[Data excerpts]
= Beginning of Section =

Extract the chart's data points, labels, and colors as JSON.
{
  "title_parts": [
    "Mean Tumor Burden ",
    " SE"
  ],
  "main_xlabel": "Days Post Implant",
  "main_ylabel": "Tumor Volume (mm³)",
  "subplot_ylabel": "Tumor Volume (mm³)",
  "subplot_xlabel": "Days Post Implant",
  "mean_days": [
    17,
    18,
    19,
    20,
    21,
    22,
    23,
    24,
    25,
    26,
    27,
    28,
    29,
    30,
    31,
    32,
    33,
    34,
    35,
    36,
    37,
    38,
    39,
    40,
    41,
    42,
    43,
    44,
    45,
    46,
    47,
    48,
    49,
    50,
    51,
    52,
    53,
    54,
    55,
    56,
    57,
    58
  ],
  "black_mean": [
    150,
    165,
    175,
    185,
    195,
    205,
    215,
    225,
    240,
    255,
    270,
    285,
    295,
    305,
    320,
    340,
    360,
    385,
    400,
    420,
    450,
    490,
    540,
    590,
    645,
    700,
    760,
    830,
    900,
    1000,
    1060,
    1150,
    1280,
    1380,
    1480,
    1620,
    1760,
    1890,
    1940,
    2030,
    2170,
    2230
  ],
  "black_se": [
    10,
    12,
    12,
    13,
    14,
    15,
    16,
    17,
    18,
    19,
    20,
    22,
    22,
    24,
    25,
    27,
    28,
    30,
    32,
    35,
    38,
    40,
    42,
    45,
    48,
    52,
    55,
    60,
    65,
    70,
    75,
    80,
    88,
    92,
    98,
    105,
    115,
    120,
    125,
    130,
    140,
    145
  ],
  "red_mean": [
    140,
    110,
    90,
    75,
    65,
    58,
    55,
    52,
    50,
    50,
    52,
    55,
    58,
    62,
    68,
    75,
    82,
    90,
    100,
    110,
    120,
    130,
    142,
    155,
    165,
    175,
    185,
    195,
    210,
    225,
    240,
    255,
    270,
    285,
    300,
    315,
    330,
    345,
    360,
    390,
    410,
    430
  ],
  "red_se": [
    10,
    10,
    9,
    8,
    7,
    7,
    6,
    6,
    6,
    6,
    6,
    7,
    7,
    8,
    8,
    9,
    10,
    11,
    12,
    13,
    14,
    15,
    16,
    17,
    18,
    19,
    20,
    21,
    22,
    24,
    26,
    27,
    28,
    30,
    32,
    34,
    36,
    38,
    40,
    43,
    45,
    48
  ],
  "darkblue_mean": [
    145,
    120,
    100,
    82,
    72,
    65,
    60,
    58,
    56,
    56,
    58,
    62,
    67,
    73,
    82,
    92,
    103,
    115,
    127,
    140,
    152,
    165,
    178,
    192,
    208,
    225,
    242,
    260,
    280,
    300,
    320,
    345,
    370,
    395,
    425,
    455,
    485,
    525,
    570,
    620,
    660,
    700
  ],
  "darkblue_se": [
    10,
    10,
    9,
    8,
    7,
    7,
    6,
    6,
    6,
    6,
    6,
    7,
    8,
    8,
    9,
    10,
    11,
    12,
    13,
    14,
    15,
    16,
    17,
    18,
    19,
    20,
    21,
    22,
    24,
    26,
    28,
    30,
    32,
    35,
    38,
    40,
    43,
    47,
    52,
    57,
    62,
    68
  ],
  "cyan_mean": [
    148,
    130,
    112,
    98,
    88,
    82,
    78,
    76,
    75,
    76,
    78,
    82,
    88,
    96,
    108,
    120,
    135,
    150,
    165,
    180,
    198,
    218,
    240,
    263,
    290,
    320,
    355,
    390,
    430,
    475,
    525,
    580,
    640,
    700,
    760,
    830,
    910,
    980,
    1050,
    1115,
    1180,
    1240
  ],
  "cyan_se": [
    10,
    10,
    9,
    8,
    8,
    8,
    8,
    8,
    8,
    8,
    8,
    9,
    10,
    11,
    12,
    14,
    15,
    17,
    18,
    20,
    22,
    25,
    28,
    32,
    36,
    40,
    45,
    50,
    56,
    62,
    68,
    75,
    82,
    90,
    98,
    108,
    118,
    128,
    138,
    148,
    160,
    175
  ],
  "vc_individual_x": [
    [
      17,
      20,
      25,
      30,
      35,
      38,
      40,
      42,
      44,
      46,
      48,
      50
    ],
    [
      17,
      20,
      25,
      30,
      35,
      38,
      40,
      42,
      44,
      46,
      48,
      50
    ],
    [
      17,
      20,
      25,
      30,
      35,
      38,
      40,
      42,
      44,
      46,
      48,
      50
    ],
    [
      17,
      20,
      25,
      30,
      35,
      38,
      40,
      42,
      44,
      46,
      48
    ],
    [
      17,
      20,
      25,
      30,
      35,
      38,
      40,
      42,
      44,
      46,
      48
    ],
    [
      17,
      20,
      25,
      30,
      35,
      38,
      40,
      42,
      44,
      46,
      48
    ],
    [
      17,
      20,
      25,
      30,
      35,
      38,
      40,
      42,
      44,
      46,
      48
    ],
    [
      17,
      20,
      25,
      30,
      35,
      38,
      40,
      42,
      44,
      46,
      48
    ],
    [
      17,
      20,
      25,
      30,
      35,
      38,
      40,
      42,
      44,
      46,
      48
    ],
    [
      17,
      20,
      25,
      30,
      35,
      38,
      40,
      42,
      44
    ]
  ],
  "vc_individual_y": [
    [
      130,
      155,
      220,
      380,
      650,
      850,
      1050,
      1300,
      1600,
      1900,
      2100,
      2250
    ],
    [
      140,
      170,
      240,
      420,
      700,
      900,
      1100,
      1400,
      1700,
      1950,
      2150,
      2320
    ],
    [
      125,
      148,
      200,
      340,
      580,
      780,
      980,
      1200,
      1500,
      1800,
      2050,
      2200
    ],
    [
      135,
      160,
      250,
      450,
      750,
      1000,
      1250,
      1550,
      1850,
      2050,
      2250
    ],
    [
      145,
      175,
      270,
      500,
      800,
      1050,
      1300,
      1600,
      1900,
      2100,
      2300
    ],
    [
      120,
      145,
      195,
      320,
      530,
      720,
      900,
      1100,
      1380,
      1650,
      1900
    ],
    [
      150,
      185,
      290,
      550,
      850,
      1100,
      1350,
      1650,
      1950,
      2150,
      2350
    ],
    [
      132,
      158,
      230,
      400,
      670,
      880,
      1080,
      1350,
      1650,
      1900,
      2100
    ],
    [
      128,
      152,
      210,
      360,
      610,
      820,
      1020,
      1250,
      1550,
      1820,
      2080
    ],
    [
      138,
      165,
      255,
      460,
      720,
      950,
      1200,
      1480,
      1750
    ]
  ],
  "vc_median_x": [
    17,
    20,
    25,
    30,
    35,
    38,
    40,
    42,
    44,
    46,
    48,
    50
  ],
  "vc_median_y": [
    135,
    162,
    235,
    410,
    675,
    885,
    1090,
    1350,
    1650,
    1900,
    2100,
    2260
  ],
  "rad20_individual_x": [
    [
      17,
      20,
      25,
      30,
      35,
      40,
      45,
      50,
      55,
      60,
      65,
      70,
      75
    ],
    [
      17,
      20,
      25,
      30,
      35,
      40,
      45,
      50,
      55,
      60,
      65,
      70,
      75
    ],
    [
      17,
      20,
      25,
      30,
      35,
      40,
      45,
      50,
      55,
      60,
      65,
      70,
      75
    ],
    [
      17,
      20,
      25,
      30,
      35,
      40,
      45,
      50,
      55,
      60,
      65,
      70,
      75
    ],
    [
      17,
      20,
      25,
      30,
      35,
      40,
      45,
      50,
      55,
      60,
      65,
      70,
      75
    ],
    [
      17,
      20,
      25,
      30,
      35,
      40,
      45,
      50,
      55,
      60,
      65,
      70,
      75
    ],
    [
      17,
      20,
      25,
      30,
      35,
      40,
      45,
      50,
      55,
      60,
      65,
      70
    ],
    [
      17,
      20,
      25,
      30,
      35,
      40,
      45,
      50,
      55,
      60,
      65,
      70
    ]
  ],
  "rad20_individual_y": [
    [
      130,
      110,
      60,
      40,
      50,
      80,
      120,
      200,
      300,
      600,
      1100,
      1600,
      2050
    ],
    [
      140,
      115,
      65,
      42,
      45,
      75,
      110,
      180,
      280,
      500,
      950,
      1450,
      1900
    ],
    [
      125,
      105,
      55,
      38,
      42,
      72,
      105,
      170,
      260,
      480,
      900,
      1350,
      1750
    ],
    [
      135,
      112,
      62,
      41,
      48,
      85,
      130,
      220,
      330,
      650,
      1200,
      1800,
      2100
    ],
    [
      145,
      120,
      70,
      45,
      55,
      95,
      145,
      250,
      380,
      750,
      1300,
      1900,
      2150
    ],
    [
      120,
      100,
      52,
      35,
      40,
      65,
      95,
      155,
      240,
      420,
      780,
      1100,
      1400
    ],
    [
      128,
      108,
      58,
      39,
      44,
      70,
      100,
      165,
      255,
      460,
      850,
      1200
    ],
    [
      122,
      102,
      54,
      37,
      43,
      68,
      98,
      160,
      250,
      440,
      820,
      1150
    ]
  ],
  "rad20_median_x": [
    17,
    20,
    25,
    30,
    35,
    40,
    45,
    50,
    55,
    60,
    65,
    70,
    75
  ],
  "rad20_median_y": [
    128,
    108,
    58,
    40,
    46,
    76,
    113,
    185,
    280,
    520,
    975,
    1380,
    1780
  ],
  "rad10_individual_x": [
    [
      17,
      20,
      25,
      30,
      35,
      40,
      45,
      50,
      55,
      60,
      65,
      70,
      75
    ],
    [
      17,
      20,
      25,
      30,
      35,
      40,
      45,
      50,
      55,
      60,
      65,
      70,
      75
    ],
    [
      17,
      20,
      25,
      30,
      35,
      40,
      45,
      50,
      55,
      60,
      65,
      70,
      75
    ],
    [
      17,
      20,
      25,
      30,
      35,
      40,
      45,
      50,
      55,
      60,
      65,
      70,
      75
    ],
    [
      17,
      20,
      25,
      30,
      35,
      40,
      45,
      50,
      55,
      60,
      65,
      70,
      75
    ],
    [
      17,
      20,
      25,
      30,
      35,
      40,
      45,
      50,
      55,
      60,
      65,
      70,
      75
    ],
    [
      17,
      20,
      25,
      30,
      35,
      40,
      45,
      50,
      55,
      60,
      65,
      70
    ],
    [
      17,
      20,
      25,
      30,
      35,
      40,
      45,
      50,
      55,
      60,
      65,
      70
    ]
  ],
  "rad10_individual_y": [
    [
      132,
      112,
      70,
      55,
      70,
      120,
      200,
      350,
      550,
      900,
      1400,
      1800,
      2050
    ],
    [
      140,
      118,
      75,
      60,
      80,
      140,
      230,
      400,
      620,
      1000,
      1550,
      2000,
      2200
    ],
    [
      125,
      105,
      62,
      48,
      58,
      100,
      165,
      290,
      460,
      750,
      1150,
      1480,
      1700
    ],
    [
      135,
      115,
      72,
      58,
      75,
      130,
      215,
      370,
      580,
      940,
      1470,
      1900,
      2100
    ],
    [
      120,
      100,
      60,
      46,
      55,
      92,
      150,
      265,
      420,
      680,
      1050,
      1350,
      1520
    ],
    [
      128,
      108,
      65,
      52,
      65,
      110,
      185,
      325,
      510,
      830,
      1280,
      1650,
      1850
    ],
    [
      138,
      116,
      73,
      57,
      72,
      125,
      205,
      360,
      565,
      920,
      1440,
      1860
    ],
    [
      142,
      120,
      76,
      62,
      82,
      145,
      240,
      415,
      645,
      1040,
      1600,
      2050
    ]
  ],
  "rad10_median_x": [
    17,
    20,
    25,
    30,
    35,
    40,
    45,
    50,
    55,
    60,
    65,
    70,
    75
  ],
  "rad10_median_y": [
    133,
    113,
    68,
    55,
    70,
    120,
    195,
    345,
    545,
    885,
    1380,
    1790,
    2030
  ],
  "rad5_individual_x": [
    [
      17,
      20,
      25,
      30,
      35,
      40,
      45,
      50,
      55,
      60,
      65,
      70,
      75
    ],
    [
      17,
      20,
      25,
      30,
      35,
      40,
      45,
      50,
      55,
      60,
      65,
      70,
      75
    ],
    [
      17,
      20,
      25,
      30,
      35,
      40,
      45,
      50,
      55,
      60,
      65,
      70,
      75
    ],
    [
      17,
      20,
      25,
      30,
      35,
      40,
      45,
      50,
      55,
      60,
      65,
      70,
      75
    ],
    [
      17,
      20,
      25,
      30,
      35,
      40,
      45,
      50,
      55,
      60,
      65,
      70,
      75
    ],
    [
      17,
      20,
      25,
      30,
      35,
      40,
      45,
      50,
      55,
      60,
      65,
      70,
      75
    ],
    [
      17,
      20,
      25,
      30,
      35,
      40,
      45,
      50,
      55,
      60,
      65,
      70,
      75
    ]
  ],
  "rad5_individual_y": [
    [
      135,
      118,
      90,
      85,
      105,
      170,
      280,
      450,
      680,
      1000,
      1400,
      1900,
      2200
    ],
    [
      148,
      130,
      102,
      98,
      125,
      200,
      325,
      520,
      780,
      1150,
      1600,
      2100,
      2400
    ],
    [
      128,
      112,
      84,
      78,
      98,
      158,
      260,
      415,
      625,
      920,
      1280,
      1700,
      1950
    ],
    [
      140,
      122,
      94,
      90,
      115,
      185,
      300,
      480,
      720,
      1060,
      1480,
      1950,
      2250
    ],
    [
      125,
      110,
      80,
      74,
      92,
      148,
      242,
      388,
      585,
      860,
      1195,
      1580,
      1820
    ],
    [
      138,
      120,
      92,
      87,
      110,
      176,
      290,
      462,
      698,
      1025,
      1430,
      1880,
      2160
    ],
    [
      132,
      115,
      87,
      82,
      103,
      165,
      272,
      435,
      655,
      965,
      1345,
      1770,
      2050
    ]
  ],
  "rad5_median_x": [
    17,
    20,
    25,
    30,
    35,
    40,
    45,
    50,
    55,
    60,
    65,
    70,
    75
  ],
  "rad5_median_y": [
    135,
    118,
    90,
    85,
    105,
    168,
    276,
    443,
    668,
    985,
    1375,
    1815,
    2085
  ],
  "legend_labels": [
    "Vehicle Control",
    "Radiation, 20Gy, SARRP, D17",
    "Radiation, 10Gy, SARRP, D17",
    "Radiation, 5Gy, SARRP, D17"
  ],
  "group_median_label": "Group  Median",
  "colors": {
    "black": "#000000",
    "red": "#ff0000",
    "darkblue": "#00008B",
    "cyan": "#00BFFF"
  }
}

= End of Section =

* _YOUR TASK_
Only lines that hold the string "colors" belong in the answer, so copy every one of them from the records.

* _THE ANSWER_
Extract the chart's data points, labels, and colors as JSON.
  "colors": {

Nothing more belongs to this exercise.